* **DIRECTIVE**
Copy each line of the data below exactly, leaving out pictures.

* **EXERCISE INPUT**
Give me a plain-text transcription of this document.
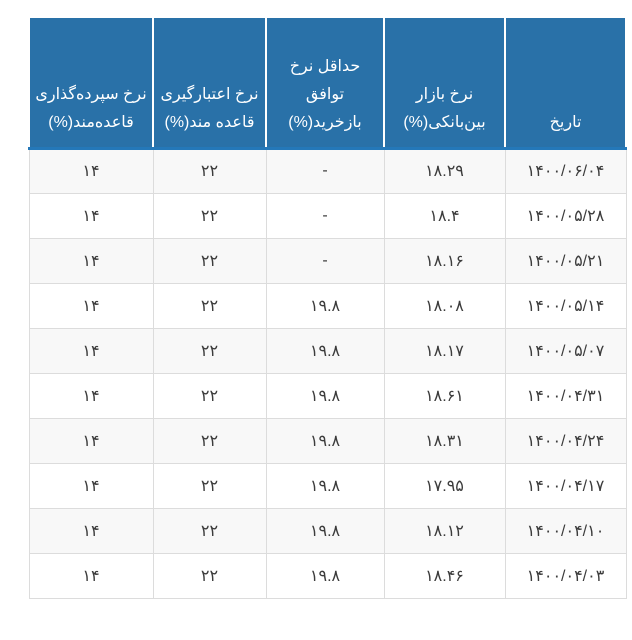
تاریخ	نرخ بازار بین‌بانکی(%)	حداقل نرخ توافق بازخرید(%)	نرخ اعتبارگیری قاعده مند(%)	نرخ سپرده‌گذاری قاعده‌مند(%)
۱۴۰۰/۰۶/۰۴	۱۸.۲۹	-	۲۲	۱۴
۱۴۰۰/۰۵/۲۸	۱۸.۴	-	۲۲	۱۴
۱۴۰۰/۰۵/۲۱	۱۸.۱۶	-	۲۲	۱۴
۱۴۰۰/۰۵/۱۴	۱۸.۰۸	۱۹.۸	۲۲	۱۴
۱۴۰۰/۰۵/۰۷	۱۸.۱۷	۱۹.۸	۲۲	۱۴
۱۴۰۰/۰۴/۳۱	۱۸.۶۱	۱۹.۸	۲۲	۱۴
۱۴۰۰/۰۴/۲۴	۱۸.۳۱	۱۹.۸	۲۲	۱۴
۱۴۰۰/۰۴/۱۷	۱۷.۹۵	۱۹.۸	۲۲	۱۴
۱۴۰۰/۰۴/۱۰	۱۸.۱۲	۱۹.۸	۲۲	۱۴
۱۴۰۰/۰۴/۰۳	۱۸.۴۶	۱۹.۸	۲۲	۱۴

* **RESULT OF THIS TASK**
Give me a plain-text transcription of this document.
تاریخ	نرخ بازار بین‌بانکی(%)	حداقل نرخ توافق بازخرید(%)	نرخ اعتبارگیری قاعده مند(%)	نرخ سپرده‌گذاری قاعده‌مند(%)
۱۴۰۰/۰۶/۰۴	۱۸.۲۹	-	۲۲	۱۴
۱۴۰۰/۰۵/۲۸	۱۸.۴	-	۲۲	۱۴
۱۴۰۰/۰۵/۲۱	۱۸.۱۶	-	۲۲	۱۴
۱۴۰۰/۰۵/۱۴	۱۸.۰۸	۱۹.۸	۲۲	۱۴
۱۴۰۰/۰۵/۰۷	۱۸.۱۷	۱۹.۸	۲۲	۱۴
۱۴۰۰/۰۴/۳۱	۱۸.۶۱	۱۹.۸	۲۲	۱۴
۱۴۰۰/۰۴/۲۴	۱۸.۳۱	۱۹.۸	۲۲	۱۴
۱۴۰۰/۰۴/۱۷	۱۷.۹۵	۱۹.۸	۲۲	۱۴
۱۴۰۰/۰۴/۱۰	۱۸.۱۲	۱۹.۸	۲۲	۱۴
۱۴۰۰/۰۴/۰۳	۱۸.۴۶	۱۹.۸	۲۲	۱۴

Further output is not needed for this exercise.